### STATED GOAL:
Copy all lines below exactly as written. Leave pictures out.

[Collected data entries]
---
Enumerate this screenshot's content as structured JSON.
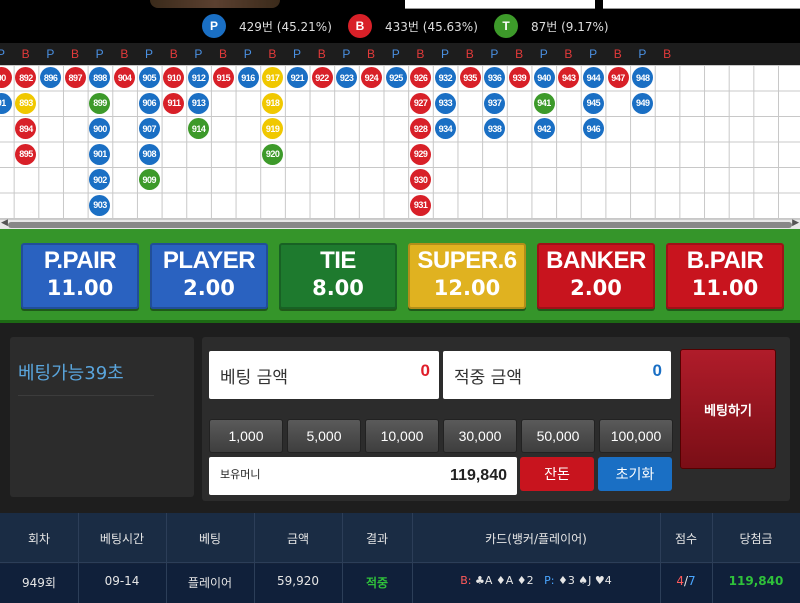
{
  "stats": {
    "player": {
      "icon": "P",
      "text": "429번 (45.21%)",
      "color": "#1a6fc4"
    },
    "banker": {
      "icon": "B",
      "text": "433번 (45.63%)",
      "color": "#d82028"
    },
    "tie": {
      "icon": "T",
      "text": "87번 (9.17%)",
      "color": "#3d9a2a"
    }
  },
  "road": {
    "header_letters": [
      "P",
      "B",
      "P",
      "B",
      "P",
      "B",
      "P",
      "B",
      "P",
      "B",
      "P",
      "B",
      "P",
      "B",
      "P",
      "B",
      "P",
      "B",
      "P",
      "B",
      "P",
      "B",
      "P",
      "B",
      "P",
      "B",
      "P",
      "B"
    ],
    "colors": {
      "P": "#1a6fc4",
      "B": "#d82028",
      "T": "#3d9a2a",
      "S": "#f0c800"
    },
    "columns": [
      {
        "cells": [
          {
            "n": "90",
            "c": "B"
          },
          {
            "n": "91",
            "c": "P"
          }
        ]
      },
      {
        "cells": [
          {
            "n": "892",
            "c": "B"
          },
          {
            "n": "893",
            "c": "S"
          },
          {
            "n": "894",
            "c": "B"
          },
          {
            "n": "895",
            "c": "B"
          }
        ]
      },
      {
        "cells": [
          {
            "n": "896",
            "c": "P"
          }
        ]
      },
      {
        "cells": [
          {
            "n": "897",
            "c": "B"
          }
        ]
      },
      {
        "cells": [
          {
            "n": "898",
            "c": "P"
          },
          {
            "n": "899",
            "c": "T"
          },
          {
            "n": "900",
            "c": "P"
          },
          {
            "n": "901",
            "c": "P"
          },
          {
            "n": "902",
            "c": "P"
          },
          {
            "n": "903",
            "c": "P"
          }
        ]
      },
      {
        "cells": [
          {
            "n": "904",
            "c": "B"
          }
        ]
      },
      {
        "cells": [
          {
            "n": "905",
            "c": "P"
          },
          {
            "n": "906",
            "c": "P"
          },
          {
            "n": "907",
            "c": "P"
          },
          {
            "n": "908",
            "c": "P"
          },
          {
            "n": "909",
            "c": "T"
          }
        ]
      },
      {
        "cells": [
          {
            "n": "910",
            "c": "B"
          },
          {
            "n": "911",
            "c": "B"
          }
        ]
      },
      {
        "cells": [
          {
            "n": "912",
            "c": "P"
          },
          {
            "n": "913",
            "c": "P"
          },
          {
            "n": "914",
            "c": "T"
          }
        ]
      },
      {
        "cells": [
          {
            "n": "915",
            "c": "B"
          }
        ]
      },
      {
        "cells": [
          {
            "n": "916",
            "c": "P"
          }
        ]
      },
      {
        "cells": [
          {
            "n": "917",
            "c": "S"
          },
          {
            "n": "918",
            "c": "S"
          },
          {
            "n": "919",
            "c": "S"
          },
          {
            "n": "920",
            "c": "T"
          }
        ]
      },
      {
        "cells": [
          {
            "n": "921",
            "c": "P"
          }
        ]
      },
      {
        "cells": [
          {
            "n": "922",
            "c": "B"
          }
        ]
      },
      {
        "cells": [
          {
            "n": "923",
            "c": "P"
          }
        ]
      },
      {
        "cells": [
          {
            "n": "924",
            "c": "B"
          }
        ]
      },
      {
        "cells": [
          {
            "n": "925",
            "c": "P"
          }
        ]
      },
      {
        "cells": [
          {
            "n": "926",
            "c": "B"
          },
          {
            "n": "927",
            "c": "B"
          },
          {
            "n": "928",
            "c": "B"
          },
          {
            "n": "929",
            "c": "B"
          },
          {
            "n": "930",
            "c": "B"
          },
          {
            "n": "931",
            "c": "B"
          }
        ]
      },
      {
        "cells": [
          {
            "n": "932",
            "c": "P"
          },
          {
            "n": "933",
            "c": "P"
          },
          {
            "n": "934",
            "c": "P"
          }
        ]
      },
      {
        "cells": [
          {
            "n": "935",
            "c": "B"
          }
        ]
      },
      {
        "cells": [
          {
            "n": "936",
            "c": "P"
          },
          {
            "n": "937",
            "c": "P"
          },
          {
            "n": "938",
            "c": "P"
          }
        ]
      },
      {
        "cells": [
          {
            "n": "939",
            "c": "B"
          }
        ]
      },
      {
        "cells": [
          {
            "n": "940",
            "c": "P"
          },
          {
            "n": "941",
            "c": "T"
          },
          {
            "n": "942",
            "c": "P"
          }
        ]
      },
      {
        "cells": [
          {
            "n": "943",
            "c": "B"
          }
        ]
      },
      {
        "cells": [
          {
            "n": "944",
            "c": "P"
          },
          {
            "n": "945",
            "c": "P"
          },
          {
            "n": "946",
            "c": "P"
          }
        ]
      },
      {
        "cells": [
          {
            "n": "947",
            "c": "B"
          }
        ]
      },
      {
        "cells": [
          {
            "n": "948",
            "c": "P"
          },
          {
            "n": "949",
            "c": "P"
          }
        ]
      }
    ]
  },
  "bets": [
    {
      "name": "P.PAIR",
      "odds": "11.00",
      "bg": "#2a62c0"
    },
    {
      "name": "PLAYER",
      "odds": "2.00",
      "bg": "#2a62c0"
    },
    {
      "name": "TIE",
      "odds": "8.00",
      "bg": "#1e7a2e"
    },
    {
      "name": "SUPER.6",
      "odds": "12.00",
      "bg": "#e0b220"
    },
    {
      "name": "BANKER",
      "odds": "2.00",
      "bg": "#c8141e"
    },
    {
      "name": "B.PAIR",
      "odds": "11.00",
      "bg": "#c8141e"
    }
  ],
  "panel": {
    "timer": "베팅가능39초",
    "bet_amount_label": "베팅 금액",
    "bet_amount_value": "0",
    "win_amount_label": "적중 금액",
    "win_amount_value": "0",
    "chips": [
      "1,000",
      "5,000",
      "10,000",
      "30,000",
      "50,000",
      "100,000"
    ],
    "balance_label": "보유머니",
    "balance_value": "119,840",
    "change_btn": "잔돈",
    "reset_btn": "초기화",
    "place_btn": "베팅하기"
  },
  "table": {
    "headers": [
      "회차",
      "베팅시간",
      "베팅",
      "금액",
      "결과",
      "카드(뱅커/플레이어)",
      "점수",
      "당첨금"
    ],
    "row": {
      "round": "949회",
      "time": "09-14",
      "bet": "플레이어",
      "amount": "59,920",
      "result": "적중",
      "cards_b_label": "B:",
      "cards_b": "♣A ♦A ♦2",
      "cards_p_label": "P:",
      "cards_p": "♦3 ♠J ♥4",
      "score_b": "4",
      "score_sep": "/",
      "score_p": "7",
      "payout": "119,840"
    }
  }
}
---
### EXERCISE RESPONSE:
Enumerate this screenshot's content as structured JSON.
{
  "stats": {
    "player": {
      "icon": "P",
      "text": "429번 (45.21%)",
      "color": "#1a6fc4"
    },
    "banker": {
      "icon": "B",
      "text": "433번 (45.63%)",
      "color": "#d82028"
    },
    "tie": {
      "icon": "T",
      "text": "87번 (9.17%)",
      "color": "#3d9a2a"
    }
  },
  "road": {
    "header_letters": [
      "P",
      "B",
      "P",
      "B",
      "P",
      "B",
      "P",
      "B",
      "P",
      "B",
      "P",
      "B",
      "P",
      "B",
      "P",
      "B",
      "P",
      "B",
      "P",
      "B",
      "P",
      "B",
      "P",
      "B",
      "P",
      "B",
      "P",
      "B"
    ],
    "colors": {
      "P": "#1a6fc4",
      "B": "#d82028",
      "T": "#3d9a2a",
      "S": "#f0c800"
    },
    "columns": [
      {
        "cells": [
          {
            "n": "90",
            "c": "B"
          },
          {
            "n": "91",
            "c": "P"
          }
        ]
      },
      {
        "cells": [
          {
            "n": "892",
            "c": "B"
          },
          {
            "n": "893",
            "c": "S"
          },
          {
            "n": "894",
            "c": "B"
          },
          {
            "n": "895",
            "c": "B"
          }
        ]
      },
      {
        "cells": [
          {
            "n": "896",
            "c": "P"
          }
        ]
      },
      {
        "cells": [
          {
            "n": "897",
            "c": "B"
          }
        ]
      },
      {
        "cells": [
          {
            "n": "898",
            "c": "P"
          },
          {
            "n": "899",
            "c": "T"
          },
          {
            "n": "900",
            "c": "P"
          },
          {
            "n": "901",
            "c": "P"
          },
          {
            "n": "902",
            "c": "P"
          },
          {
            "n": "903",
            "c": "P"
          }
        ]
      },
      {
        "cells": [
          {
            "n": "904",
            "c": "B"
          }
        ]
      },
      {
        "cells": [
          {
            "n": "905",
            "c": "P"
          },
          {
            "n": "906",
            "c": "P"
          },
          {
            "n": "907",
            "c": "P"
          },
          {
            "n": "908",
            "c": "P"
          },
          {
            "n": "909",
            "c": "T"
          }
        ]
      },
      {
        "cells": [
          {
            "n": "910",
            "c": "B"
          },
          {
            "n": "911",
            "c": "B"
          }
        ]
      },
      {
        "cells": [
          {
            "n": "912",
            "c": "P"
          },
          {
            "n": "913",
            "c": "P"
          },
          {
            "n": "914",
            "c": "T"
          }
        ]
      },
      {
        "cells": [
          {
            "n": "915",
            "c": "B"
          }
        ]
      },
      {
        "cells": [
          {
            "n": "916",
            "c": "P"
          }
        ]
      },
      {
        "cells": [
          {
            "n": "917",
            "c": "S"
          },
          {
            "n": "918",
            "c": "S"
          },
          {
            "n": "919",
            "c": "S"
          },
          {
            "n": "920",
            "c": "T"
          }
        ]
      },
      {
        "cells": [
          {
            "n": "921",
            "c": "P"
          }
        ]
      },
      {
        "cells": [
          {
            "n": "922",
            "c": "B"
          }
        ]
      },
      {
        "cells": [
          {
            "n": "923",
            "c": "P"
          }
        ]
      },
      {
        "cells": [
          {
            "n": "924",
            "c": "B"
          }
        ]
      },
      {
        "cells": [
          {
            "n": "925",
            "c": "P"
          }
        ]
      },
      {
        "cells": [
          {
            "n": "926",
            "c": "B"
          },
          {
            "n": "927",
            "c": "B"
          },
          {
            "n": "928",
            "c": "B"
          },
          {
            "n": "929",
            "c": "B"
          },
          {
            "n": "930",
            "c": "B"
          },
          {
            "n": "931",
            "c": "B"
          }
        ]
      },
      {
        "cells": [
          {
            "n": "932",
            "c": "P"
          },
          {
            "n": "933",
            "c": "P"
          },
          {
            "n": "934",
            "c": "P"
          }
        ]
      },
      {
        "cells": [
          {
            "n": "935",
            "c": "B"
          }
        ]
      },
      {
        "cells": [
          {
            "n": "936",
            "c": "P"
          },
          {
            "n": "937",
            "c": "P"
          },
          {
            "n": "938",
            "c": "P"
          }
        ]
      },
      {
        "cells": [
          {
            "n": "939",
            "c": "B"
          }
        ]
      },
      {
        "cells": [
          {
            "n": "940",
            "c": "P"
          },
          {
            "n": "941",
            "c": "T"
          },
          {
            "n": "942",
            "c": "P"
          }
        ]
      },
      {
        "cells": [
          {
            "n": "943",
            "c": "B"
          }
        ]
      },
      {
        "cells": [
          {
            "n": "944",
            "c": "P"
          },
          {
            "n": "945",
            "c": "P"
          },
          {
            "n": "946",
            "c": "P"
          }
        ]
      },
      {
        "cells": [
          {
            "n": "947",
            "c": "B"
          }
        ]
      },
      {
        "cells": [
          {
            "n": "948",
            "c": "P"
          },
          {
            "n": "949",
            "c": "P"
          }
        ]
      }
    ]
  },
  "bets": [
    {
      "name": "P.PAIR",
      "odds": "11.00",
      "bg": "#2a62c0"
    },
    {
      "name": "PLAYER",
      "odds": "2.00",
      "bg": "#2a62c0"
    },
    {
      "name": "TIE",
      "odds": "8.00",
      "bg": "#1e7a2e"
    },
    {
      "name": "SUPER.6",
      "odds": "12.00",
      "bg": "#e0b220"
    },
    {
      "name": "BANKER",
      "odds": "2.00",
      "bg": "#c8141e"
    },
    {
      "name": "B.PAIR",
      "odds": "11.00",
      "bg": "#c8141e"
    }
  ],
  "panel": {
    "timer": "베팅가능39초",
    "bet_amount_label": "베팅 금액",
    "bet_amount_value": "0",
    "win_amount_label": "적중 금액",
    "win_amount_value": "0",
    "chips": [
      "1,000",
      "5,000",
      "10,000",
      "30,000",
      "50,000",
      "100,000"
    ],
    "balance_label": "보유머니",
    "balance_value": "119,840",
    "change_btn": "잔돈",
    "reset_btn": "초기화",
    "place_btn": "베팅하기"
  },
  "table": {
    "headers": [
      "회차",
      "베팅시간",
      "베팅",
      "금액",
      "결과",
      "카드(뱅커/플레이어)",
      "점수",
      "당첨금"
    ],
    "row": {
      "round": "949회",
      "time": "09-14",
      "bet": "플레이어",
      "amount": "59,920",
      "result": "적중",
      "cards_b_label": "B:",
      "cards_b": "♣A ♦A ♦2",
      "cards_p_label": "P:",
      "cards_p": "♦3 ♠J ♥4",
      "score_b": "4",
      "score_sep": "/",
      "score_p": "7",
      "payout": "119,840"
    }
  }
}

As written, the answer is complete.